Exercise goal:
Pictures do not belong in the copy; quote every entry below exactly.

━━━━━━━━━━

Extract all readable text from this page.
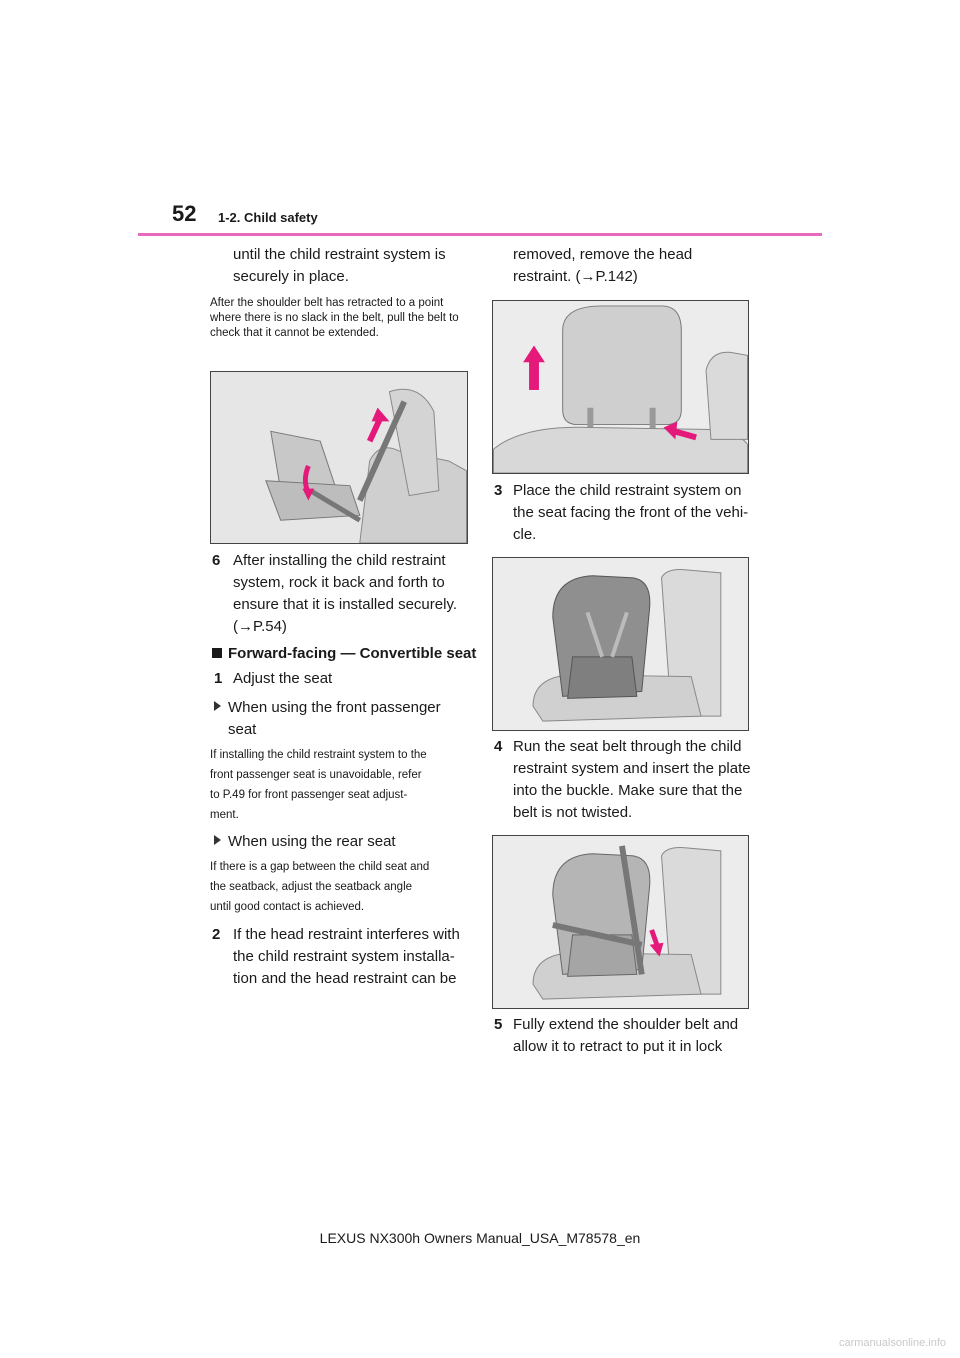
52 1-2. Child safety
until the child restraint system is
securely in place.
After the shoulder belt has retracted to a point where there is no slack in the belt, pull the belt to check that it cannot be extended.
6 After installing the child restraint
system, rock it back and forth to
ensure that it is installed securely.
(→P.54)
Forward-facing — Convertible seat
1 Adjust the seat
When using the front passenger
seat
If installing the child restraint system to the
front passenger seat is unavoidable, refer
to P.49 for front passenger seat adjust-
ment.
When using the rear seat
If there is a gap between the child seat and
the seatback, adjust the seatback angle
until good contact is achieved.
2 If the head restraint interferes with
the child restraint system installa-
tion and the head restraint can be
removed, remove the head
restraint. (→P.142)
3 Place the child restraint system on
the seat facing the front of the vehi-
cle.
4 Run the seat belt through the child
restraint system and insert the plate
into the buckle. Make sure that the
belt is not twisted.
5 Fully extend the shoulder belt and
allow it to retract to put it in lock
LEXUS NX300h Owners Manual_USA_M78578_en
carmanualsonline.info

━━━━━━━━━━

Output of the task:
Extract all readable text from this page.
52 1-2. Child safety
until the child restraint system is
securely in place.
After the shoulder belt has retracted to a point where there is no slack in the belt, pull the belt to check that it cannot be extended.
6 After installing the child restraint
system, rock it back and forth to
ensure that it is installed securely.
(→P.54)
Forward-facing — Convertible seat
1 Adjust the seat
When using the front passenger
seat
If installing the child restraint system to the
front passenger seat is unavoidable, refer
to P.49 for front passenger seat adjust-
ment.
When using the rear seat
If there is a gap between the child seat and
the seatback, adjust the seatback angle
until good contact is achieved.
2 If the head restraint interferes with
the child restraint system installa-
tion and the head restraint can be
removed, remove the head
restraint. (→P.142)
3 Place the child restraint system on
the seat facing the front of the vehi-
cle.
4 Run the seat belt through the child
restraint system and insert the plate
into the buckle. Make sure that the
belt is not twisted.
5 Fully extend the shoulder belt and
allow it to retract to put it in lock
LEXUS NX300h Owners Manual_USA_M78578_en
carmanualsonline.info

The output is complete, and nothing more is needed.